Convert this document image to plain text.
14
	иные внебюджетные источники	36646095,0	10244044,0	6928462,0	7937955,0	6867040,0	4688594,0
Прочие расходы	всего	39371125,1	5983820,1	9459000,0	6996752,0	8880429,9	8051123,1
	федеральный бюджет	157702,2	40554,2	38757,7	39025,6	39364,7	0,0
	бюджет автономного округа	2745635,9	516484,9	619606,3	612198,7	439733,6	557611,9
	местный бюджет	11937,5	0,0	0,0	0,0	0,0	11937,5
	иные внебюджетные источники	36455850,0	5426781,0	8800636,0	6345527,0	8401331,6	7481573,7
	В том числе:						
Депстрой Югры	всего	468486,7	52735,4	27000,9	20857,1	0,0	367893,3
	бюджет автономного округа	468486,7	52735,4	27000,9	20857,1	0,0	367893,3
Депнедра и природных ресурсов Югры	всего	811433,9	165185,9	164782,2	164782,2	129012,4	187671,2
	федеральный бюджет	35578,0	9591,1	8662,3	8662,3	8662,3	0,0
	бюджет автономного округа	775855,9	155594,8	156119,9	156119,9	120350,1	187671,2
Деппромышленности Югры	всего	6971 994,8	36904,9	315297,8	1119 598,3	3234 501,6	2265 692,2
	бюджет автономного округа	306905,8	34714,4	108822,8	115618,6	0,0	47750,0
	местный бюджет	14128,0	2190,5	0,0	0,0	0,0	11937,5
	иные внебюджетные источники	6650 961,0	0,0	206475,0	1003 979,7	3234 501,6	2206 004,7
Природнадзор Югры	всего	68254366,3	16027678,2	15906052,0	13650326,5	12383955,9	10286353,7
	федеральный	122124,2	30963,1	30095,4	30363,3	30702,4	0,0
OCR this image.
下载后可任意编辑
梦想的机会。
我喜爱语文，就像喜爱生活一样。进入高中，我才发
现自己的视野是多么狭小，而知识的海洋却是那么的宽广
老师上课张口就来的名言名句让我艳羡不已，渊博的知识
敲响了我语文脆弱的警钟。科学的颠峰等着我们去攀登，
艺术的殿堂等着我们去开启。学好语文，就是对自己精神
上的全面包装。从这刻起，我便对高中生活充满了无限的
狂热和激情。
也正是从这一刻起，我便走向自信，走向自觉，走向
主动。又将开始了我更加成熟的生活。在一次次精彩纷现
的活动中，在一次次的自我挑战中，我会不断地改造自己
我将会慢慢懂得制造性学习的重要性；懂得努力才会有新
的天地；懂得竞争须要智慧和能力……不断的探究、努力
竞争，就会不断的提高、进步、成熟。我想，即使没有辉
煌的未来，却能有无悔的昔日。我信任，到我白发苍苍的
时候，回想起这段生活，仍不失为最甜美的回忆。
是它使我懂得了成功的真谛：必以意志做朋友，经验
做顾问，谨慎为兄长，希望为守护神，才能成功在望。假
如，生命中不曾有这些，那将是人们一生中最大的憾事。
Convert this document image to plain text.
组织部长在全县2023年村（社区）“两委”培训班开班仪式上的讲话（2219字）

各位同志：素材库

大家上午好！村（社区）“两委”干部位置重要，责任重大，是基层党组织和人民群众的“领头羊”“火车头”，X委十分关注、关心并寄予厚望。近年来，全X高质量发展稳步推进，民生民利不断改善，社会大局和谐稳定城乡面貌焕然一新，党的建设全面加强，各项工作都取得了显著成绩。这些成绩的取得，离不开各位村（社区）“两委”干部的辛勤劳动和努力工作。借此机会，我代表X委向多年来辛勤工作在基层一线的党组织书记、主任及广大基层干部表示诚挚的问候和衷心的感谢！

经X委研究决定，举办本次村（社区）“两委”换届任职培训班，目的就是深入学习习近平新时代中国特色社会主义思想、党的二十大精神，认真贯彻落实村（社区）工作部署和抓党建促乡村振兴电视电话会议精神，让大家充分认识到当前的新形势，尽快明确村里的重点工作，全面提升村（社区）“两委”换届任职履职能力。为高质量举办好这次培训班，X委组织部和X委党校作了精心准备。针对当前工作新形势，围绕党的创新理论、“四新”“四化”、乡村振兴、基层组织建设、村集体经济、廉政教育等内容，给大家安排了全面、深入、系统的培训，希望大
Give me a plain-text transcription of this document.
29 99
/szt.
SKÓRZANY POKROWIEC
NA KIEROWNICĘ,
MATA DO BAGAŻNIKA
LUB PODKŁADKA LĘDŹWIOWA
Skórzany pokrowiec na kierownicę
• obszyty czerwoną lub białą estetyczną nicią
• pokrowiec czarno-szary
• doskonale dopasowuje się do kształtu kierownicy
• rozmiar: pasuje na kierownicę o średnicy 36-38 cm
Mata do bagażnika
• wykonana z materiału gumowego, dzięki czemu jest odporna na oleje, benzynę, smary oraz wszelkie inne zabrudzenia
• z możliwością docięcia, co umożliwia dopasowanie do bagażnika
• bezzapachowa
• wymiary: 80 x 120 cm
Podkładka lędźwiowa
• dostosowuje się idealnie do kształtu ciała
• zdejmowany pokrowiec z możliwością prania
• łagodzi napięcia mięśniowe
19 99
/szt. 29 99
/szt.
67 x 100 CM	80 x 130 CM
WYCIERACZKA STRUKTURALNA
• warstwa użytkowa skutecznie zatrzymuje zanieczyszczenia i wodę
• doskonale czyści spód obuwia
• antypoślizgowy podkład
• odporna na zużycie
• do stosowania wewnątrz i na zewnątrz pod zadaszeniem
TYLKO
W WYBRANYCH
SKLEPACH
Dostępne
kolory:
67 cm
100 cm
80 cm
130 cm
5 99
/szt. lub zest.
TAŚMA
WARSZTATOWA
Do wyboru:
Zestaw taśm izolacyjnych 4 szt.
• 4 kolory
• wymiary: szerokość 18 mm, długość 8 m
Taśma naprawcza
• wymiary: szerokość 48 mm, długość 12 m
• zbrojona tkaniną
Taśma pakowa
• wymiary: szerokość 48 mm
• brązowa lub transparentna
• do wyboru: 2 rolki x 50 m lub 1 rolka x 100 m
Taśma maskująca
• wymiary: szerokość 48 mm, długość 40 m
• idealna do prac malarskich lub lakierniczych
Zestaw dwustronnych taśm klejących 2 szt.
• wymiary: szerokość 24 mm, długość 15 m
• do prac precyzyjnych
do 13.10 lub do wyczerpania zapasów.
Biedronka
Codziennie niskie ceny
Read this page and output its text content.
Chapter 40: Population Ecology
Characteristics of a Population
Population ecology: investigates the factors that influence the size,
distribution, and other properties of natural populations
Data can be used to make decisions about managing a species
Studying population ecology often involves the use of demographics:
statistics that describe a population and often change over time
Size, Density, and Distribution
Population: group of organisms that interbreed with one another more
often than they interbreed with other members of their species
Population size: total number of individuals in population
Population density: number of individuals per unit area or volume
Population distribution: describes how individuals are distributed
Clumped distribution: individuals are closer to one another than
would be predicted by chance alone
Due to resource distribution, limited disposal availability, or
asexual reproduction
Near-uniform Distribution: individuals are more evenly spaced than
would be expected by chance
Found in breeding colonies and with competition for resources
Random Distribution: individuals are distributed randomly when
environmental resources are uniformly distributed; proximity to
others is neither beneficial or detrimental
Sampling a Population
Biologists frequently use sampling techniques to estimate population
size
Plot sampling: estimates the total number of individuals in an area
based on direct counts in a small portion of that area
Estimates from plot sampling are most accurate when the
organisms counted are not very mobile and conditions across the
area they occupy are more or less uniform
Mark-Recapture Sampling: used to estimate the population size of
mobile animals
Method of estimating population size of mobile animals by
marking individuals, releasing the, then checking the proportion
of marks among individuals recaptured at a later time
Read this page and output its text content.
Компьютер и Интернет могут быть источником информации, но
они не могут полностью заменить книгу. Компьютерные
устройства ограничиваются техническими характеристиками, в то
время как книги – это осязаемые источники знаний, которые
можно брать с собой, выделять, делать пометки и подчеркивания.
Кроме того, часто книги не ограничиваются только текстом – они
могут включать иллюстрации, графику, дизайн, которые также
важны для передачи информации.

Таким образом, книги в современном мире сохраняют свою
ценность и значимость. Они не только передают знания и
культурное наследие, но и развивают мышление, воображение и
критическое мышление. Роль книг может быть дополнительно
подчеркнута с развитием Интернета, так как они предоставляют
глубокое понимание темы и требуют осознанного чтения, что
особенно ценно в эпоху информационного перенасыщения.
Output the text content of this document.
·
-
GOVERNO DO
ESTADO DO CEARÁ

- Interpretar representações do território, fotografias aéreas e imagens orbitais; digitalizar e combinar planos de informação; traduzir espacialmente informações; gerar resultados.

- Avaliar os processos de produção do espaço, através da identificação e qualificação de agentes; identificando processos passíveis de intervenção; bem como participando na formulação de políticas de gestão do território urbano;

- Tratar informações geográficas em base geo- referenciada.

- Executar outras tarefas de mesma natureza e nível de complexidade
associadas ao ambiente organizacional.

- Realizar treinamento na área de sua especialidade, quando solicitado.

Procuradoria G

What the task asks →
Tally up the lines in the records containing the word "individuals", then give the count and nothing else.

Written solution →
9